# WHAT IS NEEDED
In your copy, reproduce the entries exactly as they are, minus the images.

# SUPPLIED RECORDS
○ ○ ○ ○

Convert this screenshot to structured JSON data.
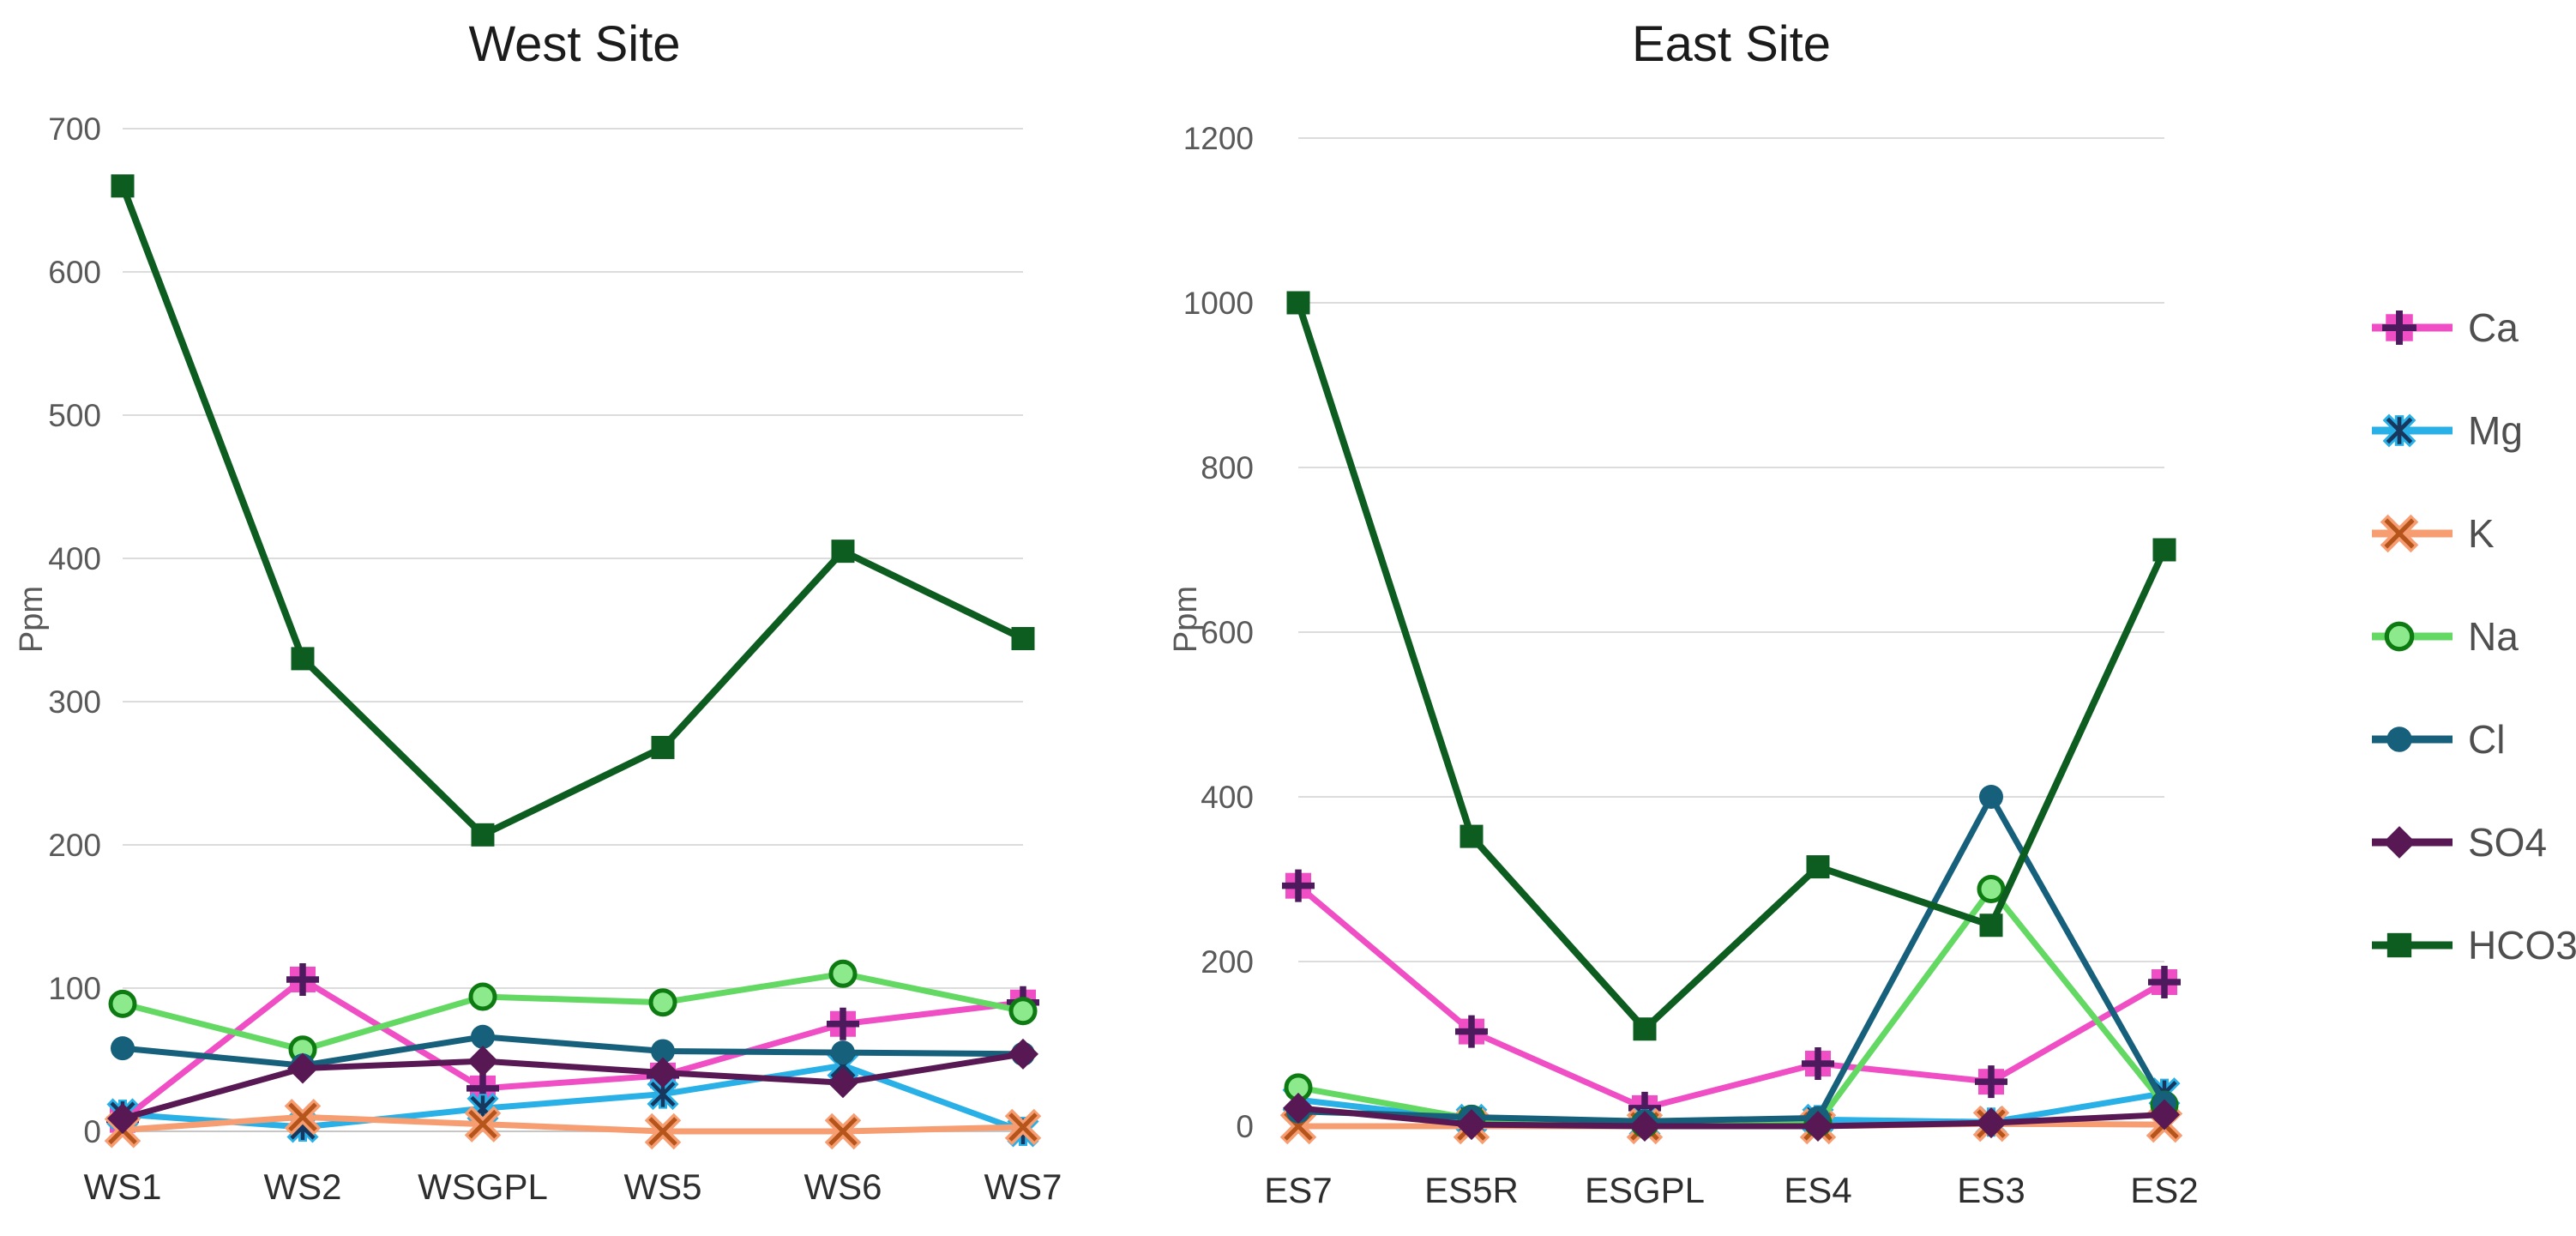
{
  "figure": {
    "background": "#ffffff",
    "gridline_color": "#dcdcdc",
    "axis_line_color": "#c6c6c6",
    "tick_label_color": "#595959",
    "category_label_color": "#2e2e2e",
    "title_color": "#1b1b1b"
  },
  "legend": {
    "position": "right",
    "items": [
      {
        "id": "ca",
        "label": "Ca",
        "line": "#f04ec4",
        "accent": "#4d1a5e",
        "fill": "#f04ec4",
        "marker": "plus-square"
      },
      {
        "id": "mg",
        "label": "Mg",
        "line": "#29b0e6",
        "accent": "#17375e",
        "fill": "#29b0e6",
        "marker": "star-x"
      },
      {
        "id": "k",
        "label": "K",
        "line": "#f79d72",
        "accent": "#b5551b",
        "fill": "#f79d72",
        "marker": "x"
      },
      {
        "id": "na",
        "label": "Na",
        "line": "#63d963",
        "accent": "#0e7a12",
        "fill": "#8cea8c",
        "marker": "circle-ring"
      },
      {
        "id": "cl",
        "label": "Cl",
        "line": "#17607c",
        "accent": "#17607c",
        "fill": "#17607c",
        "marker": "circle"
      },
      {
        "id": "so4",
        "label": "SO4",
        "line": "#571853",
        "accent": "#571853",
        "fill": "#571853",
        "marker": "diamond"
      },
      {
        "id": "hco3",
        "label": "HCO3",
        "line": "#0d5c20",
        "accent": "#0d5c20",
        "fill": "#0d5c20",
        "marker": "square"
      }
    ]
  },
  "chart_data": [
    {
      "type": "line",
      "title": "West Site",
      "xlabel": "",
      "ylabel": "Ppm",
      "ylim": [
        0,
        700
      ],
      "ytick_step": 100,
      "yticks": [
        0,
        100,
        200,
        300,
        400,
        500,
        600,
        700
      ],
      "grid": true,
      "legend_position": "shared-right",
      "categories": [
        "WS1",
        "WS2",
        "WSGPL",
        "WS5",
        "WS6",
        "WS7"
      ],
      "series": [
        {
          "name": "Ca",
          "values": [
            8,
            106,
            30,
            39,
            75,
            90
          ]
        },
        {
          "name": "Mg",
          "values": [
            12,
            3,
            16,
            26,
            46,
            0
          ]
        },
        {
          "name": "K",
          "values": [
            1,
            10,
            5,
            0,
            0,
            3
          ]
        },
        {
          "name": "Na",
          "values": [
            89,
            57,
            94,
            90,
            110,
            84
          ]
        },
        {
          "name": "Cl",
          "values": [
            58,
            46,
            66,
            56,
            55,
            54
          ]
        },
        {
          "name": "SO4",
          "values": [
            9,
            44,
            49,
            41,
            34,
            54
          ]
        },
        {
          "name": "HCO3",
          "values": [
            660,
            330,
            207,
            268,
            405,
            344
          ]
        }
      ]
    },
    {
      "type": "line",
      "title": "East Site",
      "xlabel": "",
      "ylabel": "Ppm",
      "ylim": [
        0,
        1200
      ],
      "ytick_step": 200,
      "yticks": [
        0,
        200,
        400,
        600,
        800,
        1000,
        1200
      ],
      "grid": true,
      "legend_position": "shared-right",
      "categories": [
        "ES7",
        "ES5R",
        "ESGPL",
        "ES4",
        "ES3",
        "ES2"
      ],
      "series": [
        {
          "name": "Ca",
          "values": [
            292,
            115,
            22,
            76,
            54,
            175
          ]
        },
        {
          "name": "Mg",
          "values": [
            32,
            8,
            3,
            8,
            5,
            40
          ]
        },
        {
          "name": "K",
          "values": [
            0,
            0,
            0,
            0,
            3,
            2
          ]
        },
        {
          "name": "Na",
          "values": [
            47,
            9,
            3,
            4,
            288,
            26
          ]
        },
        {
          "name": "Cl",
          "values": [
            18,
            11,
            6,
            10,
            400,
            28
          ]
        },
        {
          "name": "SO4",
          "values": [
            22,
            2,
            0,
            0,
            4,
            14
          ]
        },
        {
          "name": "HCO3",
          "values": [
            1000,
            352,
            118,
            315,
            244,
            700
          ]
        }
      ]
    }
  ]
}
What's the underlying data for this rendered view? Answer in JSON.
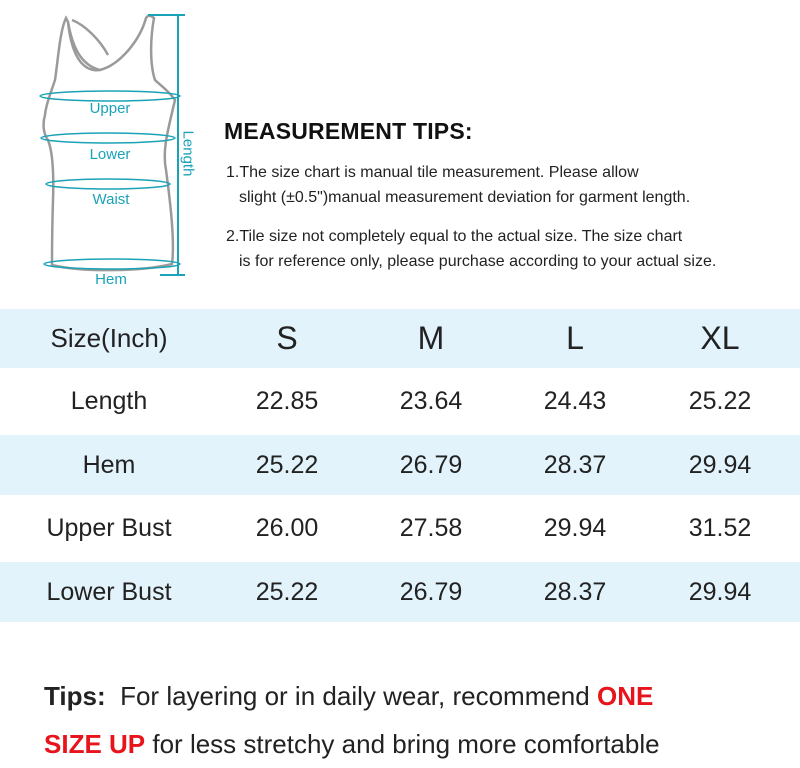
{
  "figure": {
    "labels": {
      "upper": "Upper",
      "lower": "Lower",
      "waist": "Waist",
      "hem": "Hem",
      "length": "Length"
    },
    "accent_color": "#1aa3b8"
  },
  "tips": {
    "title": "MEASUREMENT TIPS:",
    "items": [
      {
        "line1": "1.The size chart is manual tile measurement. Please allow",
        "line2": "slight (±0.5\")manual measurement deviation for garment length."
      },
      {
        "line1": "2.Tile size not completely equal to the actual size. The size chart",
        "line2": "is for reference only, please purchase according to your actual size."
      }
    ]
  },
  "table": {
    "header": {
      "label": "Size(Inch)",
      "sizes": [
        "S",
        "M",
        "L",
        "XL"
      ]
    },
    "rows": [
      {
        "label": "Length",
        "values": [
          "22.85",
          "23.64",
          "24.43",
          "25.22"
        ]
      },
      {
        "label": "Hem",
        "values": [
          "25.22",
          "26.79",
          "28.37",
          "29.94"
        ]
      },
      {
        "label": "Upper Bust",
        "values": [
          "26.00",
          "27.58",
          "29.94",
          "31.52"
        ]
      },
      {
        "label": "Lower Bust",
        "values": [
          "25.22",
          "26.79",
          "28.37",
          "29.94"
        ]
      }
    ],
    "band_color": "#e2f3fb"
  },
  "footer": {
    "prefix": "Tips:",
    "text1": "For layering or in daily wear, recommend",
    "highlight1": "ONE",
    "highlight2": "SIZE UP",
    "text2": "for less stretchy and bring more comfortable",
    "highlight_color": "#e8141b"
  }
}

○ ○ ○ ○

# ANSWER TO THIS TASK
Convert this screenshot to structured JSON data.
{
  "figure": {
    "background": "#ffffff",
    "gridline_color": "#dcdcdc",
    "axis_line_color": "#c6c6c6",
    "tick_label_color": "#595959",
    "category_label_color": "#2e2e2e",
    "title_color": "#1b1b1b"
  },
  "legend": {
    "position": "right",
    "items": [
      {
        "id": "ca",
        "label": "Ca",
        "line": "#f04ec4",
        "accent": "#4d1a5e",
        "fill": "#f04ec4",
        "marker": "plus-square"
      },
      {
        "id": "mg",
        "label": "Mg",
        "line": "#29b0e6",
        "accent": "#17375e",
        "fill": "#29b0e6",
        "marker": "star-x"
      },
      {
        "id": "k",
        "label": "K",
        "line": "#f79d72",
        "accent": "#b5551b",
        "fill": "#f79d72",
        "marker": "x"
      },
      {
        "id": "na",
        "label": "Na",
        "line": "#63d963",
        "accent": "#0e7a12",
        "fill": "#8cea8c",
        "marker": "circle-ring"
      },
      {
        "id": "cl",
        "label": "Cl",
        "line": "#17607c",
        "accent": "#17607c",
        "fill": "#17607c",
        "marker": "circle"
      },
      {
        "id": "so4",
        "label": "SO4",
        "line": "#571853",
        "accent": "#571853",
        "fill": "#571853",
        "marker": "diamond"
      },
      {
        "id": "hco3",
        "label": "HCO3",
        "line": "#0d5c20",
        "accent": "#0d5c20",
        "fill": "#0d5c20",
        "marker": "square"
      }
    ]
  },
  "chart_data": [
    {
      "type": "line",
      "title": "West Site",
      "xlabel": "",
      "ylabel": "Ppm",
      "ylim": [
        0,
        700
      ],
      "ytick_step": 100,
      "yticks": [
        0,
        100,
        200,
        300,
        400,
        500,
        600,
        700
      ],
      "grid": true,
      "legend_position": "shared-right",
      "categories": [
        "WS1",
        "WS2",
        "WSGPL",
        "WS5",
        "WS6",
        "WS7"
      ],
      "series": [
        {
          "name": "Ca",
          "values": [
            8,
            106,
            30,
            39,
            75,
            90
          ]
        },
        {
          "name": "Mg",
          "values": [
            12,
            3,
            16,
            26,
            46,
            0
          ]
        },
        {
          "name": "K",
          "values": [
            1,
            10,
            5,
            0,
            0,
            3
          ]
        },
        {
          "name": "Na",
          "values": [
            89,
            57,
            94,
            90,
            110,
            84
          ]
        },
        {
          "name": "Cl",
          "values": [
            58,
            46,
            66,
            56,
            55,
            54
          ]
        },
        {
          "name": "SO4",
          "values": [
            9,
            44,
            49,
            41,
            34,
            54
          ]
        },
        {
          "name": "HCO3",
          "values": [
            660,
            330,
            207,
            268,
            405,
            344
          ]
        }
      ]
    },
    {
      "type": "line",
      "title": "East Site",
      "xlabel": "",
      "ylabel": "Ppm",
      "ylim": [
        0,
        1200
      ],
      "ytick_step": 200,
      "yticks": [
        0,
        200,
        400,
        600,
        800,
        1000,
        1200
      ],
      "grid": true,
      "legend_position": "shared-right",
      "categories": [
        "ES7",
        "ES5R",
        "ESGPL",
        "ES4",
        "ES3",
        "ES2"
      ],
      "series": [
        {
          "name": "Ca",
          "values": [
            292,
            115,
            22,
            76,
            54,
            175
          ]
        },
        {
          "name": "Mg",
          "values": [
            32,
            8,
            3,
            8,
            5,
            40
          ]
        },
        {
          "name": "K",
          "values": [
            0,
            0,
            0,
            0,
            3,
            2
          ]
        },
        {
          "name": "Na",
          "values": [
            47,
            9,
            3,
            4,
            288,
            26
          ]
        },
        {
          "name": "Cl",
          "values": [
            18,
            11,
            6,
            10,
            400,
            28
          ]
        },
        {
          "name": "SO4",
          "values": [
            22,
            2,
            0,
            0,
            4,
            14
          ]
        },
        {
          "name": "HCO3",
          "values": [
            1000,
            352,
            118,
            315,
            244,
            700
          ]
        }
      ]
    }
  ]
}
What's the underlying data for this rendered view? Answer in JSON.
{
  "figure": {
    "labels": {
      "upper": "Upper",
      "lower": "Lower",
      "waist": "Waist",
      "hem": "Hem",
      "length": "Length"
    },
    "accent_color": "#1aa3b8"
  },
  "tips": {
    "title": "MEASUREMENT TIPS:",
    "items": [
      {
        "line1": "1.The size chart is manual tile measurement. Please allow",
        "line2": "slight (±0.5\")manual measurement deviation for garment length."
      },
      {
        "line1": "2.Tile size not completely equal to the actual size. The size chart",
        "line2": "is for reference only, please purchase according to your actual size."
      }
    ]
  },
  "table": {
    "header": {
      "label": "Size(Inch)",
      "sizes": [
        "S",
        "M",
        "L",
        "XL"
      ]
    },
    "rows": [
      {
        "label": "Length",
        "values": [
          "22.85",
          "23.64",
          "24.43",
          "25.22"
        ]
      },
      {
        "label": "Hem",
        "values": [
          "25.22",
          "26.79",
          "28.37",
          "29.94"
        ]
      },
      {
        "label": "Upper Bust",
        "values": [
          "26.00",
          "27.58",
          "29.94",
          "31.52"
        ]
      },
      {
        "label": "Lower Bust",
        "values": [
          "25.22",
          "26.79",
          "28.37",
          "29.94"
        ]
      }
    ],
    "band_color": "#e2f3fb"
  },
  "footer": {
    "prefix": "Tips:",
    "text1": "For layering or in daily wear, recommend",
    "highlight1": "ONE",
    "highlight2": "SIZE UP",
    "text2": "for less stretchy and bring more comfortable",
    "highlight_color": "#e8141b"
  }
}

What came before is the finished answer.